## BEGIN DATA TO PROCESS
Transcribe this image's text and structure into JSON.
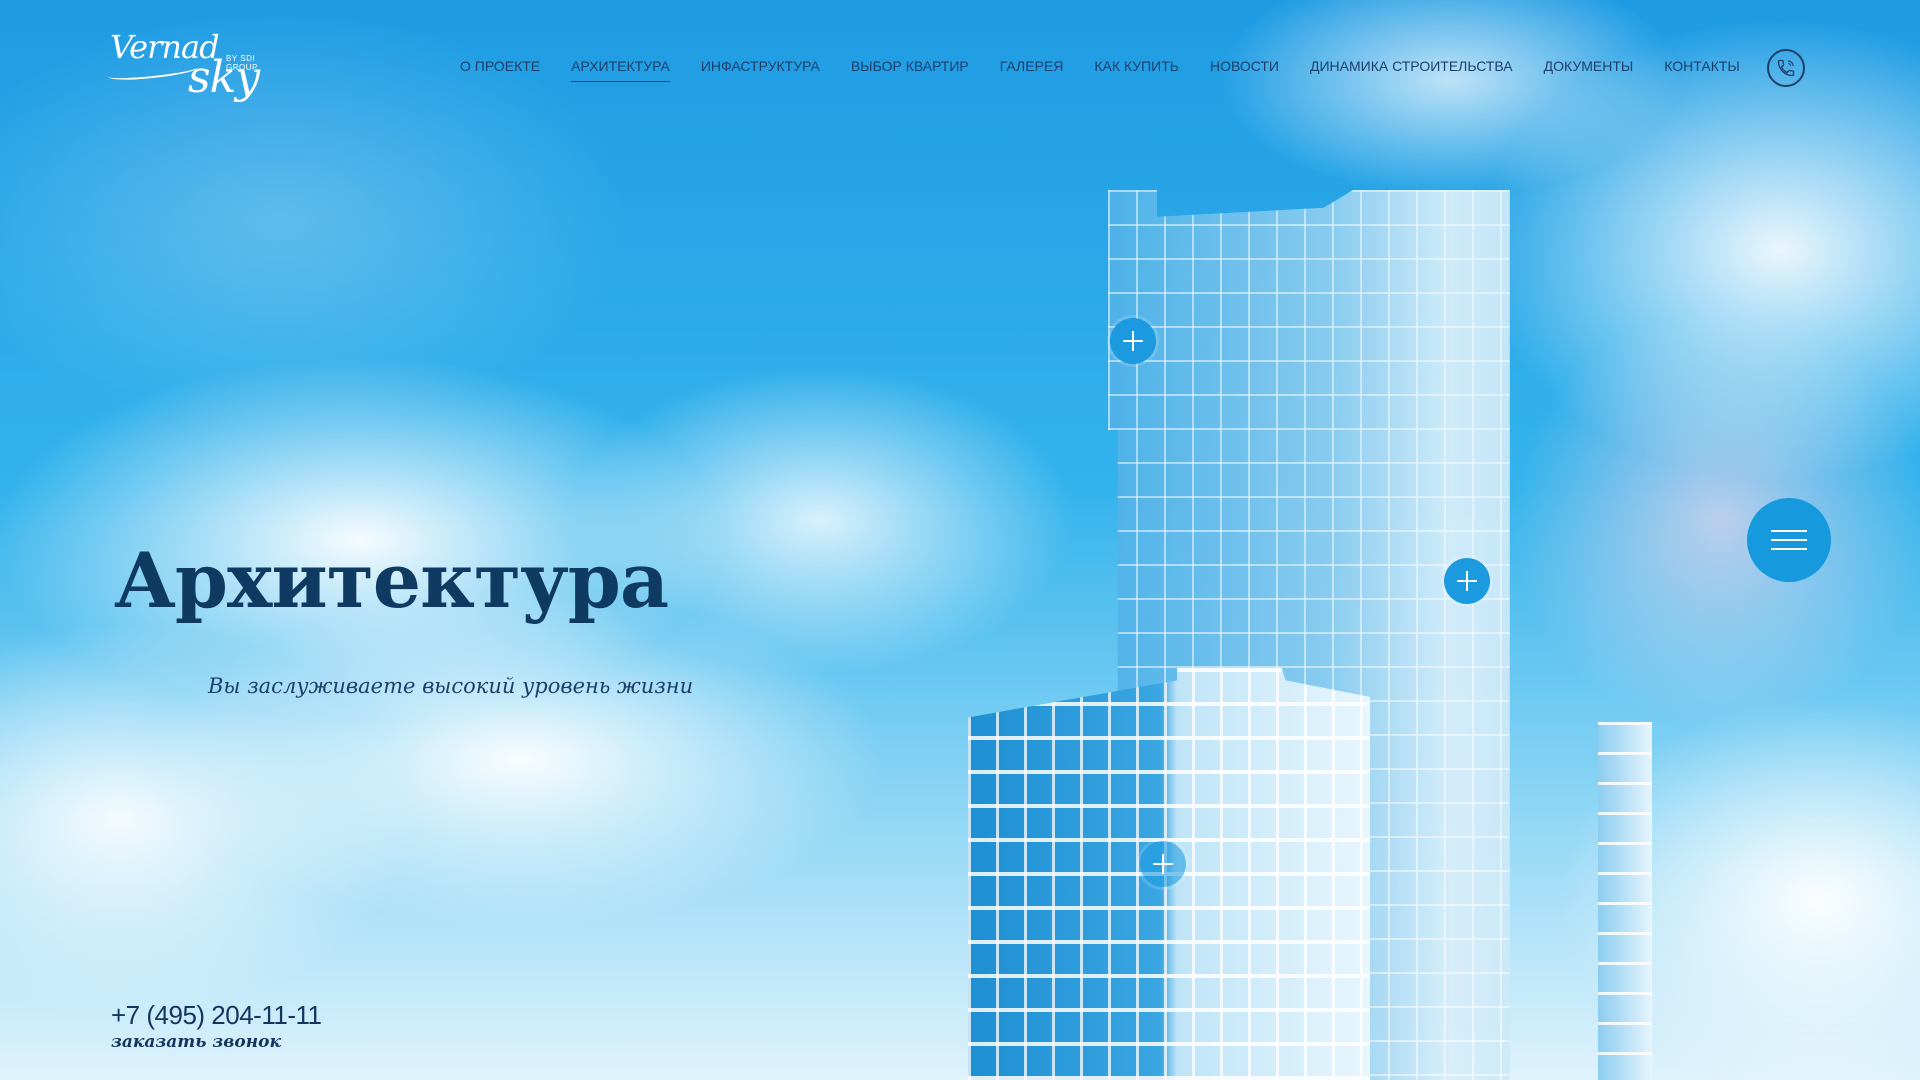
{
  "logo": {
    "line1": "Vernad",
    "line2": "sky",
    "tagline": "BY SDI GROUP"
  },
  "nav": {
    "items": [
      {
        "label": "О ПРОЕКТЕ"
      },
      {
        "label": "АРХИТЕКТУРА",
        "active": true
      },
      {
        "label": "ИНФАСТРУКТУРА"
      },
      {
        "label": "ВЫБОР КВАРТИР"
      },
      {
        "label": "ГАЛЕРЕЯ"
      },
      {
        "label": "КАК КУПИТЬ"
      },
      {
        "label": "НОВОСТИ"
      },
      {
        "label": "ДИНАМИКА СТРОИТЕЛЬСТВА"
      },
      {
        "label": "ДОКУМЕНТЫ"
      },
      {
        "label": "КОНТАКТЫ"
      }
    ],
    "phone_icon": "phone-icon"
  },
  "hero": {
    "title": "Архитектура",
    "subtitle": "Вы заслуживаете высокий уровень жизни"
  },
  "contact": {
    "phone": "+7 (495) 204-11-11",
    "callback": "заказать звонок"
  },
  "menu": {
    "icon": "hamburger-icon"
  },
  "hotspots": [
    {
      "icon": "plus-icon"
    },
    {
      "icon": "plus-icon"
    },
    {
      "icon": "plus-icon"
    }
  ],
  "colors": {
    "accent": "#1699dd",
    "text_dark": "#1d3f6b",
    "heading": "#0f3a62"
  }
}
## END DATA TO PROCESS
◆ WHAT YOU HAVE TO DO
Respond with nothing but the number of lines in the entries that contain the string "label".

◆ RESPONSE
10